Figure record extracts
-------

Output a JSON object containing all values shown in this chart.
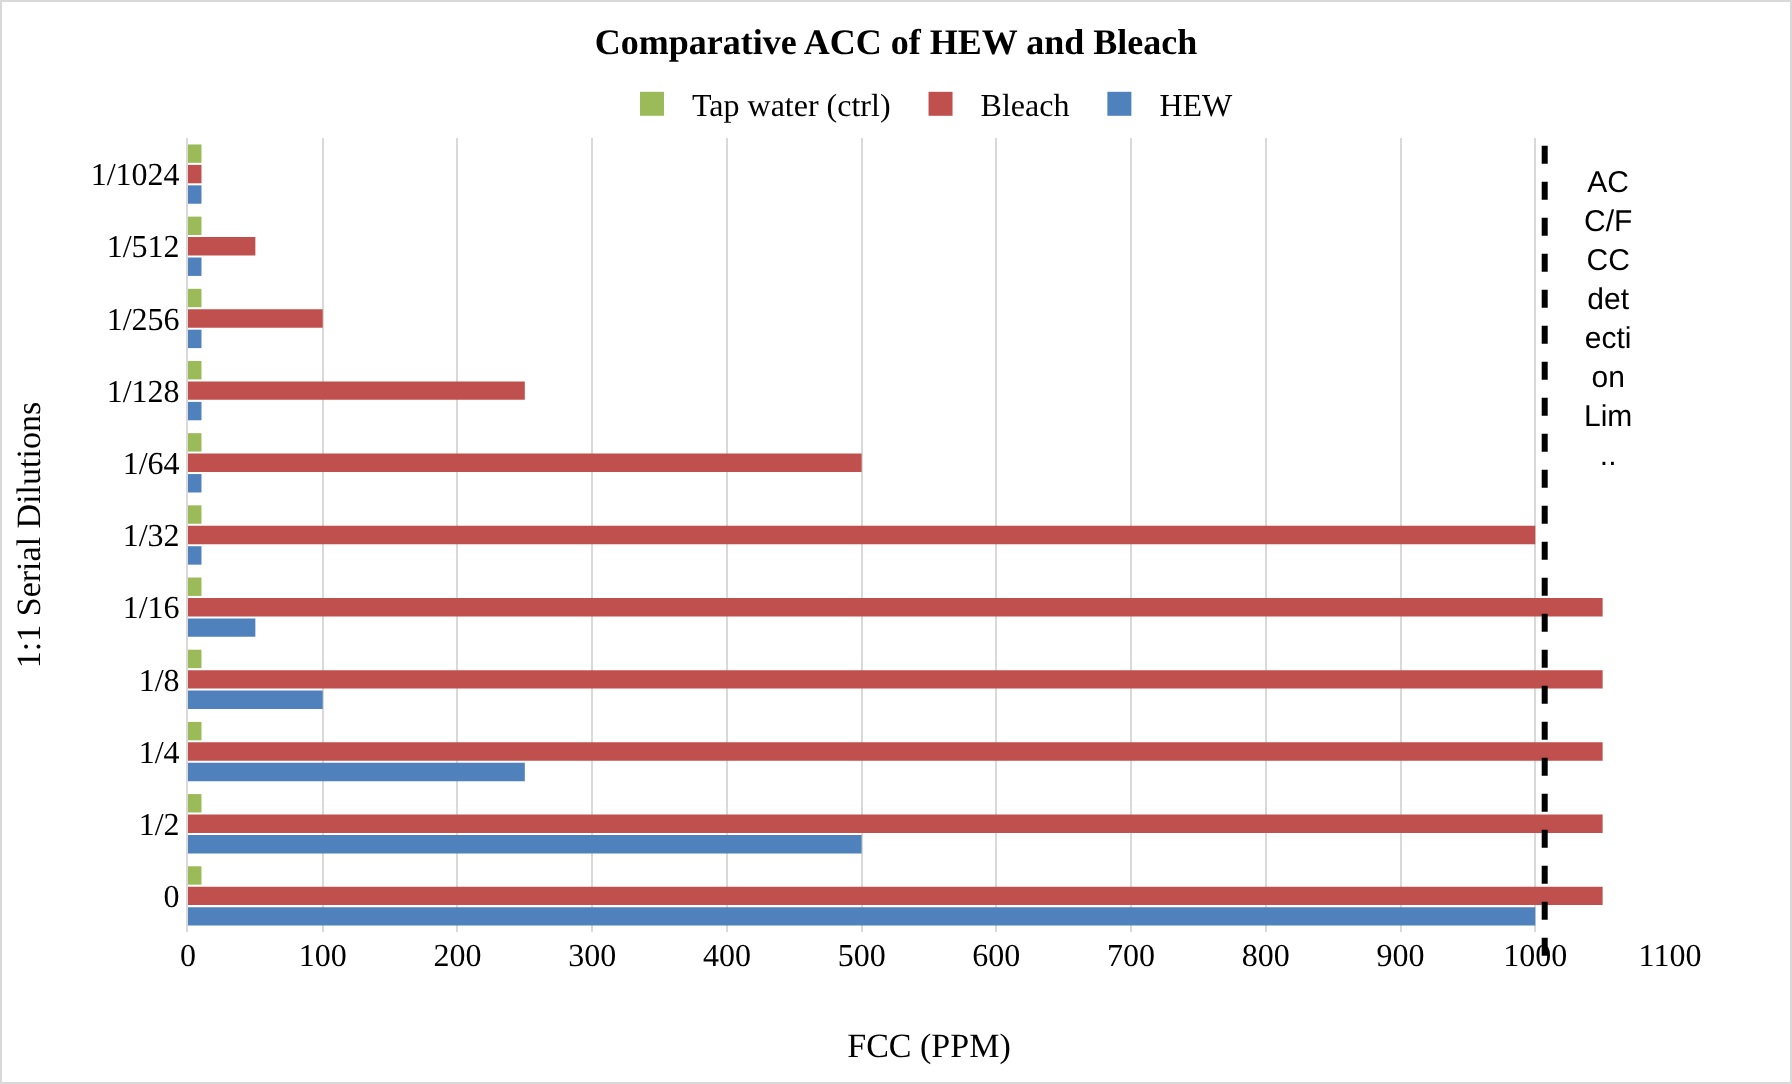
{
  "chart_data": {
    "type": "bar",
    "orientation": "horizontal",
    "title": "Comparative ACC of HEW and Bleach",
    "xlabel": "FCC (PPM)",
    "ylabel": "1:1 Serial Dilutions",
    "categories": [
      "1/1024",
      "1/512",
      "1/256",
      "1/128",
      "1/64",
      "1/32",
      "1/16",
      "1/8",
      "1/4",
      "1/2",
      "0"
    ],
    "series": [
      {
        "name": "Tap water (ctrl)",
        "color": "#9bbb59",
        "values": [
          10,
          10,
          10,
          10,
          10,
          10,
          10,
          10,
          10,
          10,
          10
        ]
      },
      {
        "name": "Bleach",
        "color": "#c0504d",
        "values": [
          10,
          50,
          100,
          250,
          500,
          1000,
          1050,
          1050,
          1050,
          1050,
          1050
        ]
      },
      {
        "name": "HEW",
        "color": "#4f81bd",
        "values": [
          10,
          10,
          10,
          10,
          10,
          10,
          50,
          100,
          250,
          500,
          1000
        ]
      }
    ],
    "xlim": [
      0,
      1100
    ],
    "xticks": [
      0,
      100,
      200,
      300,
      400,
      500,
      600,
      700,
      800,
      900,
      1000,
      1100
    ],
    "grid": "x",
    "legend": "top",
    "ref_lines": [
      {
        "axis": "x",
        "value": 1007,
        "label": "AC\nC/F\nCC\ndet\necti\non\nLim\n..",
        "color": "#000000",
        "line_style": "dashed"
      }
    ]
  }
}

-------

Exercise task » Your task is to repeat the data above exactly while excluding the pictures.

Exercise solution »
Output a JSON object containing all values shown in this chart.
{
  "chart_data": {
    "type": "bar",
    "orientation": "horizontal",
    "title": "Comparative ACC of HEW and Bleach",
    "xlabel": "FCC (PPM)",
    "ylabel": "1:1 Serial Dilutions",
    "categories": [
      "1/1024",
      "1/512",
      "1/256",
      "1/128",
      "1/64",
      "1/32",
      "1/16",
      "1/8",
      "1/4",
      "1/2",
      "0"
    ],
    "series": [
      {
        "name": "Tap water (ctrl)",
        "color": "#9bbb59",
        "values": [
          10,
          10,
          10,
          10,
          10,
          10,
          10,
          10,
          10,
          10,
          10
        ]
      },
      {
        "name": "Bleach",
        "color": "#c0504d",
        "values": [
          10,
          50,
          100,
          250,
          500,
          1000,
          1050,
          1050,
          1050,
          1050,
          1050
        ]
      },
      {
        "name": "HEW",
        "color": "#4f81bd",
        "values": [
          10,
          10,
          10,
          10,
          10,
          10,
          50,
          100,
          250,
          500,
          1000
        ]
      }
    ],
    "xlim": [
      0,
      1100
    ],
    "xticks": [
      0,
      100,
      200,
      300,
      400,
      500,
      600,
      700,
      800,
      900,
      1000,
      1100
    ],
    "grid": "x",
    "legend": "top",
    "ref_lines": [
      {
        "axis": "x",
        "value": 1007,
        "label": "AC\nC/F\nCC\ndet\necti\non\nLim\n..",
        "color": "#000000",
        "line_style": "dashed"
      }
    ]
  }
}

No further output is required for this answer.